• _WRITTEN EXERCISE_:
Copy each line where the word "series" occurs.

• _RECORDS FOR THE EXERCISE_:
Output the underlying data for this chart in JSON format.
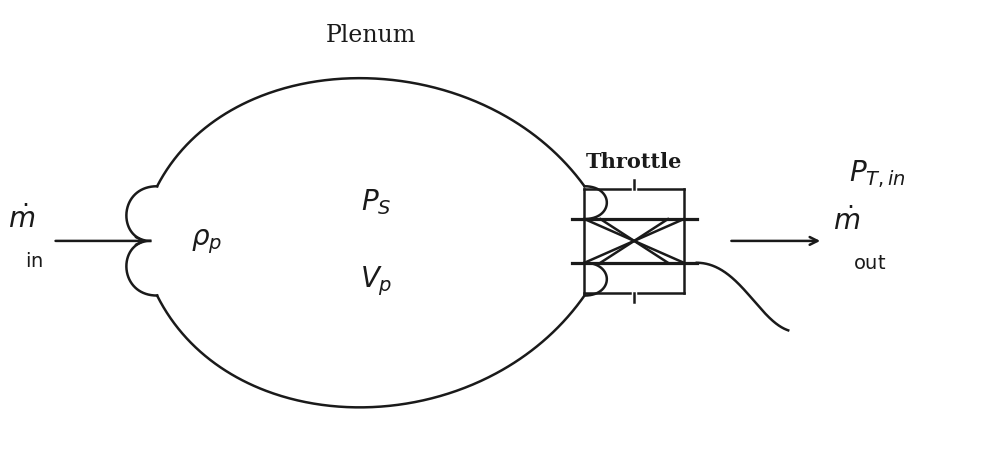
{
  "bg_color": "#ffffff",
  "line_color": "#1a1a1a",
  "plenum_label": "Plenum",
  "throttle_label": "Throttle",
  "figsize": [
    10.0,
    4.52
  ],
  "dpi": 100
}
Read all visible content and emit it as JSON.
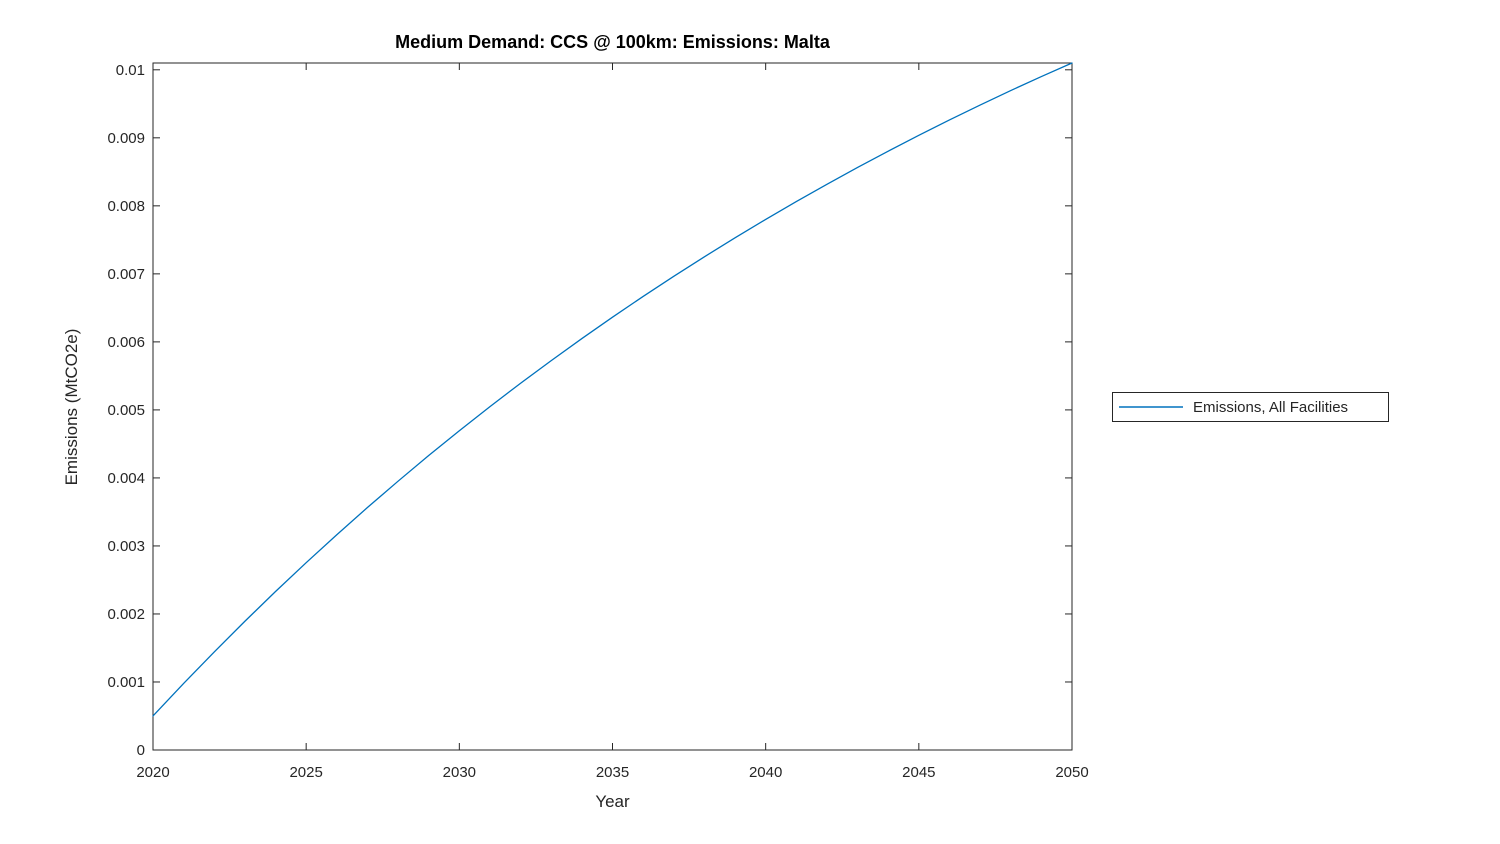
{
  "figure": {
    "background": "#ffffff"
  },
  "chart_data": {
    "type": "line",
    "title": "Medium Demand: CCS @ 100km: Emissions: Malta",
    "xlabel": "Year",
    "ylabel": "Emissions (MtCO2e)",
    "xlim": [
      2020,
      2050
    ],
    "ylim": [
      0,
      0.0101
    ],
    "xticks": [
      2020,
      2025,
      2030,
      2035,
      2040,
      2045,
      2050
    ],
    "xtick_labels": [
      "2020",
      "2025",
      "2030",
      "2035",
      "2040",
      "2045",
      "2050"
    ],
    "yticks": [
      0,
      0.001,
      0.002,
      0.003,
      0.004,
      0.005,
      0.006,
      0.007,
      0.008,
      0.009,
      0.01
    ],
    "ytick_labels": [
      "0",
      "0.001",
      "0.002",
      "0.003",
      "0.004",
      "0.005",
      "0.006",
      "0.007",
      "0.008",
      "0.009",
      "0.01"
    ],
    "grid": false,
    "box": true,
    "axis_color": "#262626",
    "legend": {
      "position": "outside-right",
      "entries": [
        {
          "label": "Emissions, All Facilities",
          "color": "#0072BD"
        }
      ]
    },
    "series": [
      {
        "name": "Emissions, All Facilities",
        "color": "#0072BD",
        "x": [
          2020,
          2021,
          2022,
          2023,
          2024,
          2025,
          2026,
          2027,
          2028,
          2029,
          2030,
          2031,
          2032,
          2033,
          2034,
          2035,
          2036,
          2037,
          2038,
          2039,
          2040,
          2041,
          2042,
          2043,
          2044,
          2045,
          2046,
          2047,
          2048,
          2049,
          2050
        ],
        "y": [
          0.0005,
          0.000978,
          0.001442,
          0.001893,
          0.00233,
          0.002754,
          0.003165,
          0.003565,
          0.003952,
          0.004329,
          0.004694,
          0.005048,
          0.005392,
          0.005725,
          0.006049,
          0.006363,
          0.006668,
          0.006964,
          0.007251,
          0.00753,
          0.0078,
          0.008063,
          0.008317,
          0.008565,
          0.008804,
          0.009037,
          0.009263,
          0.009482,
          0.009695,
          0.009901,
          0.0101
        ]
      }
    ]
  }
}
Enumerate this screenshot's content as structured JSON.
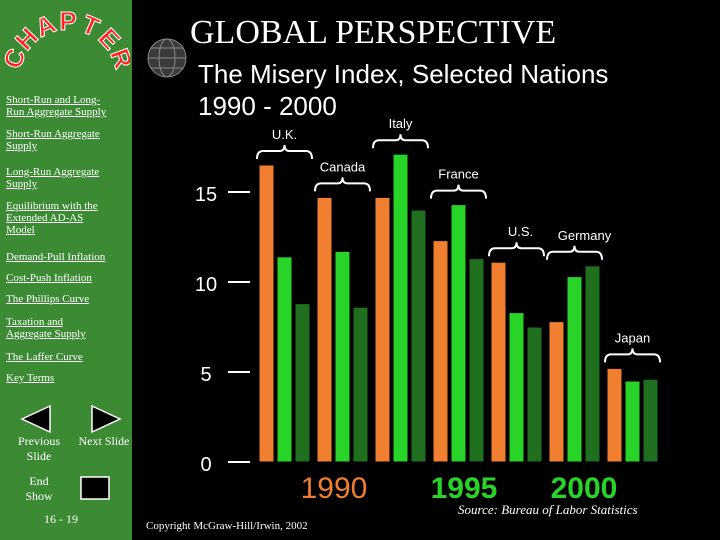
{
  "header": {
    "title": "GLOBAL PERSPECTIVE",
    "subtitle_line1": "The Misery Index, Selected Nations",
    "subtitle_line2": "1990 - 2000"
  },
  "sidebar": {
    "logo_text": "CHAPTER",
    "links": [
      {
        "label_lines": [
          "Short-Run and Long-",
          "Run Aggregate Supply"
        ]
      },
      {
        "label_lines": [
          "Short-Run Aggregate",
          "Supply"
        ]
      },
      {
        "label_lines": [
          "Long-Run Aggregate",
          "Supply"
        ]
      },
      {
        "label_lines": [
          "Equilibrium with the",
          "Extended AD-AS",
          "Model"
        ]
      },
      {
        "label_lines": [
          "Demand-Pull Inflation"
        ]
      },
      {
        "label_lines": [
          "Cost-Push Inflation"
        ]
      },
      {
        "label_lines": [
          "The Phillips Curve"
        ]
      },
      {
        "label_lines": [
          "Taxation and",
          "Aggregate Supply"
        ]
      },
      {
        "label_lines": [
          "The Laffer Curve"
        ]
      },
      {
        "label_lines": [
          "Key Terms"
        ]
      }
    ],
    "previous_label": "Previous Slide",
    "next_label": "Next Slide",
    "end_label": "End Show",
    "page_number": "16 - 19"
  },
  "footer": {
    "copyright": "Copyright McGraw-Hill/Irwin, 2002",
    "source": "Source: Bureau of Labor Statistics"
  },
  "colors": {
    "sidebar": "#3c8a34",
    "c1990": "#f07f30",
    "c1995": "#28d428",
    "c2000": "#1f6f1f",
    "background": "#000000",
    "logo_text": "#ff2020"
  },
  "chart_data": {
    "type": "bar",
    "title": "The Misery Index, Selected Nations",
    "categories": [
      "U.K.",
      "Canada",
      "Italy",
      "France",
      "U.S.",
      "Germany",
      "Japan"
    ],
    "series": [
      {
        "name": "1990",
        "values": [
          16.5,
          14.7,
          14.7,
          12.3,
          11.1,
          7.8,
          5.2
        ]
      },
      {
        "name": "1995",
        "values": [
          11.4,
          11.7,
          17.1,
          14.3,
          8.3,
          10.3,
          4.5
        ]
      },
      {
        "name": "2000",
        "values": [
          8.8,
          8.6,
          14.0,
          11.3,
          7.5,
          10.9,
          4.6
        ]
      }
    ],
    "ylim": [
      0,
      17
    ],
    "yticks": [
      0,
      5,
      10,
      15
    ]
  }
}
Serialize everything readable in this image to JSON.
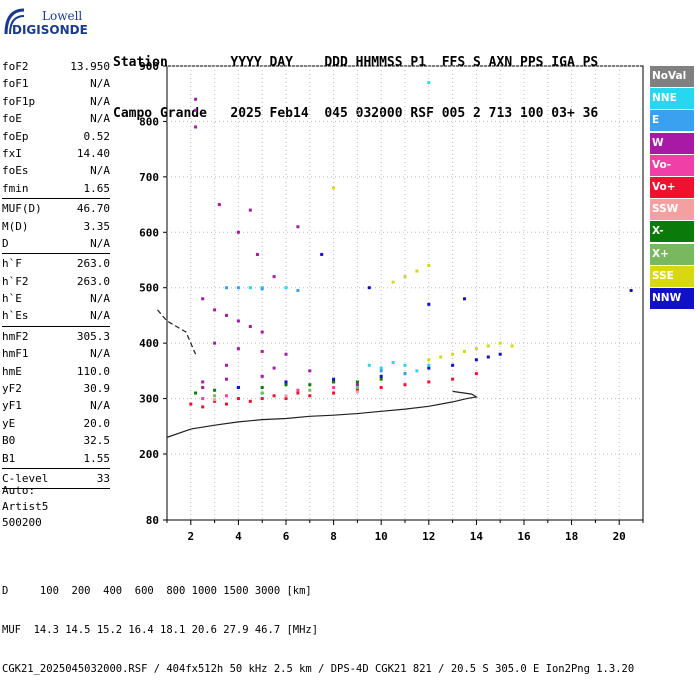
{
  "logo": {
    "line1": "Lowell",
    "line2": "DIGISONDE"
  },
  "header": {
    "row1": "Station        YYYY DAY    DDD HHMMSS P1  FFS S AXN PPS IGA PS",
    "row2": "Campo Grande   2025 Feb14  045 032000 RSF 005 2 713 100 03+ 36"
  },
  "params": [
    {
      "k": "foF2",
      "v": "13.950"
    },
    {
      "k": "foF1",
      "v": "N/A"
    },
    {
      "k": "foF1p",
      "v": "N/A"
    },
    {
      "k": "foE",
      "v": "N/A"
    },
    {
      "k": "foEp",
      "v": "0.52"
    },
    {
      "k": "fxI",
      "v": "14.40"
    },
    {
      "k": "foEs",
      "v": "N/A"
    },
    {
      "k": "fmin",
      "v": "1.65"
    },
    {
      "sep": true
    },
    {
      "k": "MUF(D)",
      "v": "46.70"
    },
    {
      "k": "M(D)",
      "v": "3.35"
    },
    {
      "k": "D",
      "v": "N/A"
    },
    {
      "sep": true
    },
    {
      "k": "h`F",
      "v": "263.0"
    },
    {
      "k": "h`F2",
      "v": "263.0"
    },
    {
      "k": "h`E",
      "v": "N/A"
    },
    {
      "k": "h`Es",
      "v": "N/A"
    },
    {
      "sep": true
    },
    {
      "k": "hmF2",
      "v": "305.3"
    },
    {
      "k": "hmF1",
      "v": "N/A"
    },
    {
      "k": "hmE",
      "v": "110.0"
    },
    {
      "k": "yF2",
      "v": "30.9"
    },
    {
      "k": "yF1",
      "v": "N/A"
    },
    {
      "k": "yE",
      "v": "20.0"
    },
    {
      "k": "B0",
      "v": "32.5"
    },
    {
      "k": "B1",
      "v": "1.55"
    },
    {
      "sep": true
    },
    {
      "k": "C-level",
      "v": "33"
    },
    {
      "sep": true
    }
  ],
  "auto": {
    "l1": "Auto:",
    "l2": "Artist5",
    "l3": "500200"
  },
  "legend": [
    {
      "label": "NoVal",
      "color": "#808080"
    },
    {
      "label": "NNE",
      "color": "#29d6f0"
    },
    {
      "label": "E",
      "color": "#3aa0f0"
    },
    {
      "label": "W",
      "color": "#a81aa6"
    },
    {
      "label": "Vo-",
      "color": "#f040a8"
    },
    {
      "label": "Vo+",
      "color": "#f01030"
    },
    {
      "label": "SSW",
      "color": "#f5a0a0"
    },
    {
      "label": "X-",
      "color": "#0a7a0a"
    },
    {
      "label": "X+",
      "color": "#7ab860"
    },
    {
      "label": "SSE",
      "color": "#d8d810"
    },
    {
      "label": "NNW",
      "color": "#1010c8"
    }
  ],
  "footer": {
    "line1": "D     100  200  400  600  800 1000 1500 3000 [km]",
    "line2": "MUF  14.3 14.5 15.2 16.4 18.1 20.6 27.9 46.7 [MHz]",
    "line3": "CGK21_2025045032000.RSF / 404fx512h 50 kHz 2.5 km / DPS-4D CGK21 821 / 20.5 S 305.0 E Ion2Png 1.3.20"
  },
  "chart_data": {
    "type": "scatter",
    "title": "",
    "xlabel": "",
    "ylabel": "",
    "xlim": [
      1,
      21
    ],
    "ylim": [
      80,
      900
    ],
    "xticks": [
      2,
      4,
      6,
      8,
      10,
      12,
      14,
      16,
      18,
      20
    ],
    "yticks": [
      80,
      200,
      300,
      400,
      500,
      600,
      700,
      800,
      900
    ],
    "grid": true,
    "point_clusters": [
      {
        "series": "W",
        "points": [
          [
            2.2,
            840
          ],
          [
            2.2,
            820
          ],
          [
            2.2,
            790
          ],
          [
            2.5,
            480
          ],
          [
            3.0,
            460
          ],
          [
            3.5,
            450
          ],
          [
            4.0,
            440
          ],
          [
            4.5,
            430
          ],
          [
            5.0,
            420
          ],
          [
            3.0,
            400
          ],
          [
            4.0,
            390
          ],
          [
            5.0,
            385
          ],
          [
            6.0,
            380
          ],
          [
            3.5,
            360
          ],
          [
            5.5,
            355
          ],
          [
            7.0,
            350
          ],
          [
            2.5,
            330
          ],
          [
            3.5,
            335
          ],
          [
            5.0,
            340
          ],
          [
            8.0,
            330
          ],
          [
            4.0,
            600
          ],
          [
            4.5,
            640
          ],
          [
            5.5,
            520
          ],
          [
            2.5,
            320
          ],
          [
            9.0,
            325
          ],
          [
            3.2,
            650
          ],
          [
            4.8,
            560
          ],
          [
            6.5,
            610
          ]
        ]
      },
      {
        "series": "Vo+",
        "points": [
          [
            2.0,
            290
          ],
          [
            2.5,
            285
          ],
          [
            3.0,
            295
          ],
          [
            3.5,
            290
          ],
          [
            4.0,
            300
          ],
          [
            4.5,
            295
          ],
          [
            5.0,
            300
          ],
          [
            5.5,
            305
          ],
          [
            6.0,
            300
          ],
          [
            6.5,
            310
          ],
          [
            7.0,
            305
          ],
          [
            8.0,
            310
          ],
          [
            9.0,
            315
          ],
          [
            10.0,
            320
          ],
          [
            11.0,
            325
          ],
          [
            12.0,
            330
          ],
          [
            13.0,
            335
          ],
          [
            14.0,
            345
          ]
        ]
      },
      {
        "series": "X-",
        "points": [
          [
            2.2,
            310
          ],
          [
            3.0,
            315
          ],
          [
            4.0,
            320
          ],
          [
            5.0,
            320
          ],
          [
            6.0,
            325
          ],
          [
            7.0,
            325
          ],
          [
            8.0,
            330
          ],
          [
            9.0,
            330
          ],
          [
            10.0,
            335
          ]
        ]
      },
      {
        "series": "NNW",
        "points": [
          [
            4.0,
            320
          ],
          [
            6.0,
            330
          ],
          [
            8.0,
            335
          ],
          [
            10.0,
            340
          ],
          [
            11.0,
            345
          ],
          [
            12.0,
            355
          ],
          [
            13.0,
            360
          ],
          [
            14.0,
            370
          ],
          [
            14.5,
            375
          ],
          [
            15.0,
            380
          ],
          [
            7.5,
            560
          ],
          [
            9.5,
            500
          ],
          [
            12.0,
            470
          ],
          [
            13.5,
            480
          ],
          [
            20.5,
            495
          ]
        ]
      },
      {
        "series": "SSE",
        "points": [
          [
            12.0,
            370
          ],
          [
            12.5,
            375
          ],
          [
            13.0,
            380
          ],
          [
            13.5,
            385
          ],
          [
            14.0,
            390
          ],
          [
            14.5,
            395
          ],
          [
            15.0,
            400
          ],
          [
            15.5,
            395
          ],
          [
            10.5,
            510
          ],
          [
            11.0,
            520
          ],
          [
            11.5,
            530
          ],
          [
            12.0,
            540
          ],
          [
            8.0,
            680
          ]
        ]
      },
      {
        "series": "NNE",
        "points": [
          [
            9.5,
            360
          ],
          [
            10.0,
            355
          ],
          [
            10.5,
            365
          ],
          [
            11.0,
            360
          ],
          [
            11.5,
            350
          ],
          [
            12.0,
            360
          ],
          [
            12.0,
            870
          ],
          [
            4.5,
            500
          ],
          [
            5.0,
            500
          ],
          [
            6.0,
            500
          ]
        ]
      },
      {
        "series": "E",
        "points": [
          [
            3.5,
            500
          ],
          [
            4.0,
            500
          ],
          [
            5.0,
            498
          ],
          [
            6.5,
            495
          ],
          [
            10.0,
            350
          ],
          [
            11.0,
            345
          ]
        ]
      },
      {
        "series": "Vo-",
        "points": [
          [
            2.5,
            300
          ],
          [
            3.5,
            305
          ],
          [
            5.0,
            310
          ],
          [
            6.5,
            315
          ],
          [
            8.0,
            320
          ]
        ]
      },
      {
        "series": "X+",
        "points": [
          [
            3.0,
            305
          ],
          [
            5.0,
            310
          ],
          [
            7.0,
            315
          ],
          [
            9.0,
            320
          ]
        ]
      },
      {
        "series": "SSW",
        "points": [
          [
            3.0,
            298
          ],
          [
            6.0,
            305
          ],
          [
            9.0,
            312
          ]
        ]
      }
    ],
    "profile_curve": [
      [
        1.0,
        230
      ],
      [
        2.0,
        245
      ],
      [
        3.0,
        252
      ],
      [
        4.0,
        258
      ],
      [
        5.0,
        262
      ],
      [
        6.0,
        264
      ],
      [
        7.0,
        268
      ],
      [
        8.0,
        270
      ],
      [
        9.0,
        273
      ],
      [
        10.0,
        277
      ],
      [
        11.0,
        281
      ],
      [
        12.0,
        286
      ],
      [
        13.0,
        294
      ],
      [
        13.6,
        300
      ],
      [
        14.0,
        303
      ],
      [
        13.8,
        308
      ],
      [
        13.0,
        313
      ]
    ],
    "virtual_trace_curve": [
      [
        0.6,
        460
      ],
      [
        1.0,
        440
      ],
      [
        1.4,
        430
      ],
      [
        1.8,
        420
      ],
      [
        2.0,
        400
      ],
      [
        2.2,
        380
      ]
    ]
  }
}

• _RESULT_:
    "series": [
    "series": [
        "series": "W",
        "series": "Vo+",
        "series": "X-",
        "series": "NNW",
        "series": "SSE",
        "series": "NNE",
        "series": "E",
        "series": "Vo-",
        "series": "X+",
        "series": "SSW",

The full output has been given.